## [Direction]
Answer with a single number: how many lines in the listing below include "data"?
+ + + + + + +
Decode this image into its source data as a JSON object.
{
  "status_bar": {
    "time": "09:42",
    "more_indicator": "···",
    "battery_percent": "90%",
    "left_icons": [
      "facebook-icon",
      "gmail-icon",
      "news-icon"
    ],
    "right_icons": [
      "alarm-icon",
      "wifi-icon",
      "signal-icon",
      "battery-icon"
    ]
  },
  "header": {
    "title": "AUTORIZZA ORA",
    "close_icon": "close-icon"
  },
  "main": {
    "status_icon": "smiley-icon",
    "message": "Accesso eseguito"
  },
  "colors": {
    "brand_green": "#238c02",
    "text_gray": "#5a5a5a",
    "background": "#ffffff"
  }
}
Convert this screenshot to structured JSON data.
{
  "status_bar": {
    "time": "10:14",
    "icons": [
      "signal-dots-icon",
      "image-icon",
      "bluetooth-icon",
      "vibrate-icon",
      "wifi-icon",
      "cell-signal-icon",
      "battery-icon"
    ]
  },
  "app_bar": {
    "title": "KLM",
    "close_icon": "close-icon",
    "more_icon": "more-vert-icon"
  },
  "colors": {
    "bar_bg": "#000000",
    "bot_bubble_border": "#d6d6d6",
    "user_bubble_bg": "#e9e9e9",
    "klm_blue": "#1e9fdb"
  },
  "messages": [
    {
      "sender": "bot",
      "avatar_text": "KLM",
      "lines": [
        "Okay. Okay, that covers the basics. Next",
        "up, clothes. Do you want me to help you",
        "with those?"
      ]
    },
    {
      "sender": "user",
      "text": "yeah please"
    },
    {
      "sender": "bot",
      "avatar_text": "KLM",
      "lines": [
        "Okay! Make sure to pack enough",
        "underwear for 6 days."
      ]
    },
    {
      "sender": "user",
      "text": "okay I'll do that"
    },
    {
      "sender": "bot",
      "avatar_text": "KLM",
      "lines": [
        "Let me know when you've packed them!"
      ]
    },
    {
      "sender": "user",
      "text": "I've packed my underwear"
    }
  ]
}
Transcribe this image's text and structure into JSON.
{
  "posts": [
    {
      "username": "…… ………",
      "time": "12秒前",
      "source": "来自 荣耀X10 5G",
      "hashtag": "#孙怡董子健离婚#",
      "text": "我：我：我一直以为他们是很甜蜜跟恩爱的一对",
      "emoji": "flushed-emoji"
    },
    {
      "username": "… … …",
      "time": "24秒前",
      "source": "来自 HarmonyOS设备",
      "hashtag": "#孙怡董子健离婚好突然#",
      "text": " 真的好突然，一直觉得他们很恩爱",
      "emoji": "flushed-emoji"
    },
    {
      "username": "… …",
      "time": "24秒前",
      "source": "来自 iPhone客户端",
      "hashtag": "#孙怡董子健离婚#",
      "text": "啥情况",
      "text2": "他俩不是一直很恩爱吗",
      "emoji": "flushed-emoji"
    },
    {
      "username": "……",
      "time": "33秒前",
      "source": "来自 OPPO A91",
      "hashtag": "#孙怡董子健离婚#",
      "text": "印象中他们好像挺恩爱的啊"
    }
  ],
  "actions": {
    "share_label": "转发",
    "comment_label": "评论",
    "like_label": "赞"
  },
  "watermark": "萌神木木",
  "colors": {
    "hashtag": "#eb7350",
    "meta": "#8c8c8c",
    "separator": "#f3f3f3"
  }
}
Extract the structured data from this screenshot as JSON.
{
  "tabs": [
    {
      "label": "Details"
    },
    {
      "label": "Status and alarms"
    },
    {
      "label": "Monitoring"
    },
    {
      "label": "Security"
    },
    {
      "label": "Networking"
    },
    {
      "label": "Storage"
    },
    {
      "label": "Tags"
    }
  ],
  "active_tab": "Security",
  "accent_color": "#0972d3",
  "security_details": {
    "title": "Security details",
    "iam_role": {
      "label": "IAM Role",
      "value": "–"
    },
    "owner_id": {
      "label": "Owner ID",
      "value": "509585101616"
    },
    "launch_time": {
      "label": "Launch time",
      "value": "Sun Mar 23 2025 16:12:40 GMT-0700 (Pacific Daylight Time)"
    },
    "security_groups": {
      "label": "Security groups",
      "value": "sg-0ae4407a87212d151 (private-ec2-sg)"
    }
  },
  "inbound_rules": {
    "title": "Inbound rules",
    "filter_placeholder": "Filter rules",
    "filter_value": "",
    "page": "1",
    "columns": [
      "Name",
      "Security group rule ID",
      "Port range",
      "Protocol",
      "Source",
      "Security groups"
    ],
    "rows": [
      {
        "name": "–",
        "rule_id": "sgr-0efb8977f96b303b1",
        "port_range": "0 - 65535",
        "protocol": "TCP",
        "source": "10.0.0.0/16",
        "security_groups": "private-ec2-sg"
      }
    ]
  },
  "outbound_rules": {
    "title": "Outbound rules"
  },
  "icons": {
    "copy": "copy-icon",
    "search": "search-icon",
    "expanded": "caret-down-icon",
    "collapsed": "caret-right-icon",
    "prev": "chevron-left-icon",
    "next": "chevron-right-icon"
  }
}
+ + + + + + +
## [Exercise answer]
3